Output the material exactly, but drop every image it holds.

- Input material
§ §
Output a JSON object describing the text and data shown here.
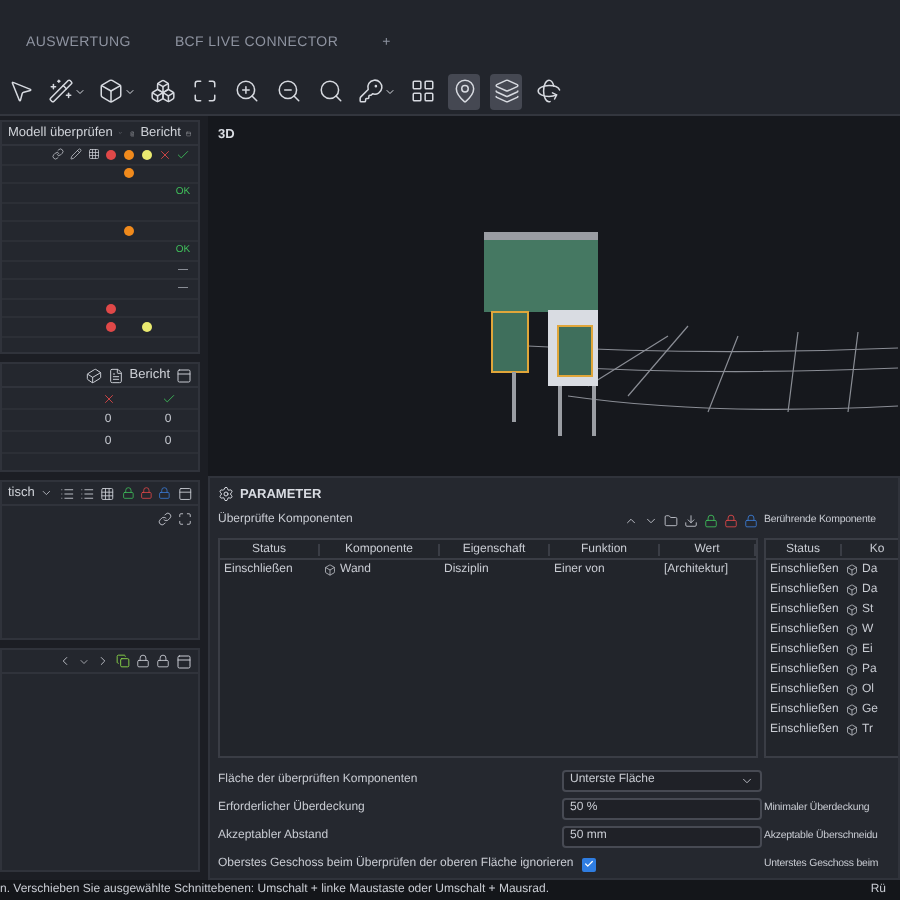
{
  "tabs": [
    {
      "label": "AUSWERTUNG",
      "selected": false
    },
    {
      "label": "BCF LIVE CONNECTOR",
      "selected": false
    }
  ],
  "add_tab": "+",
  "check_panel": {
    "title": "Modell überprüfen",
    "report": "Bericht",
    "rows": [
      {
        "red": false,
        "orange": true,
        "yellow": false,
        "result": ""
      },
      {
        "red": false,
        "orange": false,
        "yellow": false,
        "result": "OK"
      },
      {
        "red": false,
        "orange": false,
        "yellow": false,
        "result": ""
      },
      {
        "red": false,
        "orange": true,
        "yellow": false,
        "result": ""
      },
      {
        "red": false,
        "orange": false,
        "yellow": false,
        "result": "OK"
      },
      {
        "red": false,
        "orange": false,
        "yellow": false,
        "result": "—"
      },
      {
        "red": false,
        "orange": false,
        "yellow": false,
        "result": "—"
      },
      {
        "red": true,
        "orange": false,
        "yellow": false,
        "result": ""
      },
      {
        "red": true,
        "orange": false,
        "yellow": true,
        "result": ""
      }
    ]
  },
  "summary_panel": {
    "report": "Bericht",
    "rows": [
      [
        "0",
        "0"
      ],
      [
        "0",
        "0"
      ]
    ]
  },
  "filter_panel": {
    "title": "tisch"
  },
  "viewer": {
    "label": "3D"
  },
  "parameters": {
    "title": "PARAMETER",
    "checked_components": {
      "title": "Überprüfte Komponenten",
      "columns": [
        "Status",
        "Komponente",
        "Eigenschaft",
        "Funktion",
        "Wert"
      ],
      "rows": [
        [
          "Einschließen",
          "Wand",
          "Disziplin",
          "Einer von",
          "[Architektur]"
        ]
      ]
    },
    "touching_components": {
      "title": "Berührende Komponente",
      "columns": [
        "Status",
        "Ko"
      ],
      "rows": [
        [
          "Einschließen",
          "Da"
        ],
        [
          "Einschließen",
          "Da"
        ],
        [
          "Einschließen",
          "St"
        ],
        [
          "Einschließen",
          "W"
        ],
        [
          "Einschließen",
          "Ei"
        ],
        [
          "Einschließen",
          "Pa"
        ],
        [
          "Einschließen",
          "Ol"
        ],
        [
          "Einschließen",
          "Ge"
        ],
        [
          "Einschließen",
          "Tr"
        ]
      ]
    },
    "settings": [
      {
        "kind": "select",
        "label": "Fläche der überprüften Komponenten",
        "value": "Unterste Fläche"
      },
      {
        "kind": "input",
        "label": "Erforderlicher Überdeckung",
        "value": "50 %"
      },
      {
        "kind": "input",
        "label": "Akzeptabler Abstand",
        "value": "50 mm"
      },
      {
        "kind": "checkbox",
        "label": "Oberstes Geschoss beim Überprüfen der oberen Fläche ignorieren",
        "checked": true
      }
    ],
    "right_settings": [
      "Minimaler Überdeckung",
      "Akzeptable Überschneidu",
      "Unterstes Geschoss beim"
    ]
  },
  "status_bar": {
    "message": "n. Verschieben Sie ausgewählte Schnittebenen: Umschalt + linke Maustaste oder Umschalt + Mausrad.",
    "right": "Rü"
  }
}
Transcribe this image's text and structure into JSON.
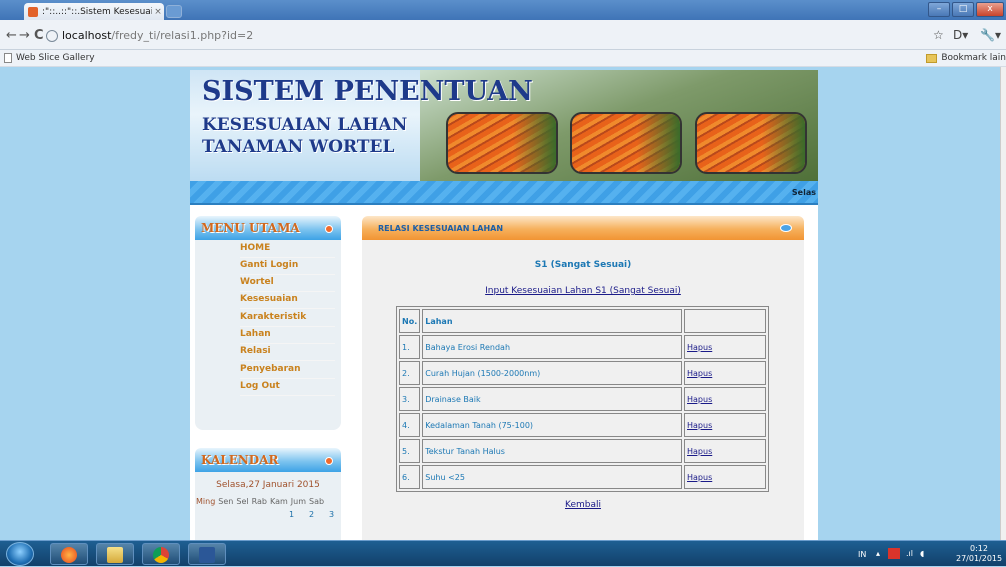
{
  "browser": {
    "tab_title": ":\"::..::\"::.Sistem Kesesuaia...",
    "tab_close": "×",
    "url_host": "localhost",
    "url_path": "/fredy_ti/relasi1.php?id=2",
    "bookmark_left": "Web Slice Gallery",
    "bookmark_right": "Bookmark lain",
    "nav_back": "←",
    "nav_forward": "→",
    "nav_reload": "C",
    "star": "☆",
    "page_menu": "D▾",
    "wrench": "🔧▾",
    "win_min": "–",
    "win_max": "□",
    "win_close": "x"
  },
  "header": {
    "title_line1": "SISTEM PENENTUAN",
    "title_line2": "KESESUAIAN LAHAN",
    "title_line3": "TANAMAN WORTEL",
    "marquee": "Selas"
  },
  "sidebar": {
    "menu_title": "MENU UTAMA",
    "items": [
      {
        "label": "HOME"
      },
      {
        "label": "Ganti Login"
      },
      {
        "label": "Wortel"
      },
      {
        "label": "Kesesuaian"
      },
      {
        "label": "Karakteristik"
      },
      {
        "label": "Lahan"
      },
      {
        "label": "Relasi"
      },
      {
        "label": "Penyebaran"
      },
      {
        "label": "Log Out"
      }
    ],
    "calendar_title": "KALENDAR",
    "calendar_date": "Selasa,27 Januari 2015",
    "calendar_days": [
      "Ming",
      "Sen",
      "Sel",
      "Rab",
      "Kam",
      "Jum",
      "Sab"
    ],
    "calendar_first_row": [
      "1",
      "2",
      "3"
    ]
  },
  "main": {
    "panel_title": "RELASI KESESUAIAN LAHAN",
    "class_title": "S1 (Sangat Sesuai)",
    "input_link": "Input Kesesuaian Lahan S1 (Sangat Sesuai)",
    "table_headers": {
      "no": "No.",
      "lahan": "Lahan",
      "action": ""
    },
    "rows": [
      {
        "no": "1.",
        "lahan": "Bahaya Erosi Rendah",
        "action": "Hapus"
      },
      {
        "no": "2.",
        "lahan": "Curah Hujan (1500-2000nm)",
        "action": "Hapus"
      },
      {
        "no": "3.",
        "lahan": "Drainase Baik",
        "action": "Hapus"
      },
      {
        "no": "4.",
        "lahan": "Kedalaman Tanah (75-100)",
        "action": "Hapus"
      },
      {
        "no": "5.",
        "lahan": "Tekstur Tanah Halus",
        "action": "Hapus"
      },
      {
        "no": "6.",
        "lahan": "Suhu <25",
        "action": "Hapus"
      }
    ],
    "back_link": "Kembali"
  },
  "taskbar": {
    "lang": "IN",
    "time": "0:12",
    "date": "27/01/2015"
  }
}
§ §
- Output for this exercise
Output a JSON object describing the text and data shown here.
{
  "tabs": [
    {
      "label": "AUSWERTUNG",
      "selected": false
    },
    {
      "label": "BCF LIVE CONNECTOR",
      "selected": false
    }
  ],
  "add_tab": "+",
  "check_panel": {
    "title": "Modell überprüfen",
    "report": "Bericht",
    "rows": [
      {
        "red": false,
        "orange": true,
        "yellow": false,
        "result": ""
      },
      {
        "red": false,
        "orange": false,
        "yellow": false,
        "result": "OK"
      },
      {
        "red": false,
        "orange": false,
        "yellow": false,
        "result": ""
      },
      {
        "red": false,
        "orange": true,
        "yellow": false,
        "result": ""
      },
      {
        "red": false,
        "orange": false,
        "yellow": false,
        "result": "OK"
      },
      {
        "red": false,
        "orange": false,
        "yellow": false,
        "result": "—"
      },
      {
        "red": false,
        "orange": false,
        "yellow": false,
        "result": "—"
      },
      {
        "red": true,
        "orange": false,
        "yellow": false,
        "result": ""
      },
      {
        "red": true,
        "orange": false,
        "yellow": true,
        "result": ""
      }
    ]
  },
  "summary_panel": {
    "report": "Bericht",
    "rows": [
      [
        "0",
        "0"
      ],
      [
        "0",
        "0"
      ]
    ]
  },
  "filter_panel": {
    "title": "tisch"
  },
  "viewer": {
    "label": "3D"
  },
  "parameters": {
    "title": "PARAMETER",
    "checked_components": {
      "title": "Überprüfte Komponenten",
      "columns": [
        "Status",
        "Komponente",
        "Eigenschaft",
        "Funktion",
        "Wert"
      ],
      "rows": [
        [
          "Einschließen",
          "Wand",
          "Disziplin",
          "Einer von",
          "[Architektur]"
        ]
      ]
    },
    "touching_components": {
      "title": "Berührende Komponente",
      "columns": [
        "Status",
        "Ko"
      ],
      "rows": [
        [
          "Einschließen",
          "Da"
        ],
        [
          "Einschließen",
          "Da"
        ],
        [
          "Einschließen",
          "St"
        ],
        [
          "Einschließen",
          "W"
        ],
        [
          "Einschließen",
          "Ei"
        ],
        [
          "Einschließen",
          "Pa"
        ],
        [
          "Einschließen",
          "Ol"
        ],
        [
          "Einschließen",
          "Ge"
        ],
        [
          "Einschließen",
          "Tr"
        ]
      ]
    },
    "settings": [
      {
        "kind": "select",
        "label": "Fläche der überprüften Komponenten",
        "value": "Unterste Fläche"
      },
      {
        "kind": "input",
        "label": "Erforderlicher Überdeckung",
        "value": "50 %"
      },
      {
        "kind": "input",
        "label": "Akzeptabler Abstand",
        "value": "50 mm"
      },
      {
        "kind": "checkbox",
        "label": "Oberstes Geschoss beim Überprüfen der oberen Fläche ignorieren",
        "checked": true
      }
    ],
    "right_settings": [
      "Minimaler Überdeckung",
      "Akzeptable Überschneidu",
      "Unterstes Geschoss beim"
    ]
  },
  "status_bar": {
    "message": "n. Verschieben Sie ausgewählte Schnittebenen: Umschalt + linke Maustaste oder Umschalt + Mausrad.",
    "right": "Rü"
  }
}
Transcribe this image's text and structure into JSON.
{
  "browser": {
    "tab_title": ":\"::..::\"::.Sistem Kesesuaia...",
    "tab_close": "×",
    "url_host": "localhost",
    "url_path": "/fredy_ti/relasi1.php?id=2",
    "bookmark_left": "Web Slice Gallery",
    "bookmark_right": "Bookmark lain",
    "nav_back": "←",
    "nav_forward": "→",
    "nav_reload": "C",
    "star": "☆",
    "page_menu": "D▾",
    "wrench": "🔧▾",
    "win_min": "–",
    "win_max": "□",
    "win_close": "x"
  },
  "header": {
    "title_line1": "SISTEM PENENTUAN",
    "title_line2": "KESESUAIAN LAHAN",
    "title_line3": "TANAMAN WORTEL",
    "marquee": "Selas"
  },
  "sidebar": {
    "menu_title": "MENU UTAMA",
    "items": [
      {
        "label": "HOME"
      },
      {
        "label": "Ganti Login"
      },
      {
        "label": "Wortel"
      },
      {
        "label": "Kesesuaian"
      },
      {
        "label": "Karakteristik"
      },
      {
        "label": "Lahan"
      },
      {
        "label": "Relasi"
      },
      {
        "label": "Penyebaran"
      },
      {
        "label": "Log Out"
      }
    ],
    "calendar_title": "KALENDAR",
    "calendar_date": "Selasa,27 Januari 2015",
    "calendar_days": [
      "Ming",
      "Sen",
      "Sel",
      "Rab",
      "Kam",
      "Jum",
      "Sab"
    ],
    "calendar_first_row": [
      "1",
      "2",
      "3"
    ]
  },
  "main": {
    "panel_title": "RELASI KESESUAIAN LAHAN",
    "class_title": "S1 (Sangat Sesuai)",
    "input_link": "Input Kesesuaian Lahan S1 (Sangat Sesuai)",
    "table_headers": {
      "no": "No.",
      "lahan": "Lahan",
      "action": ""
    },
    "rows": [
      {
        "no": "1.",
        "lahan": "Bahaya Erosi Rendah",
        "action": "Hapus"
      },
      {
        "no": "2.",
        "lahan": "Curah Hujan (1500-2000nm)",
        "action": "Hapus"
      },
      {
        "no": "3.",
        "lahan": "Drainase Baik",
        "action": "Hapus"
      },
      {
        "no": "4.",
        "lahan": "Kedalaman Tanah (75-100)",
        "action": "Hapus"
      },
      {
        "no": "5.",
        "lahan": "Tekstur Tanah Halus",
        "action": "Hapus"
      },
      {
        "no": "6.",
        "lahan": "Suhu <25",
        "action": "Hapus"
      }
    ],
    "back_link": "Kembali"
  },
  "taskbar": {
    "lang": "IN",
    "time": "0:12",
    "date": "27/01/2015"
  }
}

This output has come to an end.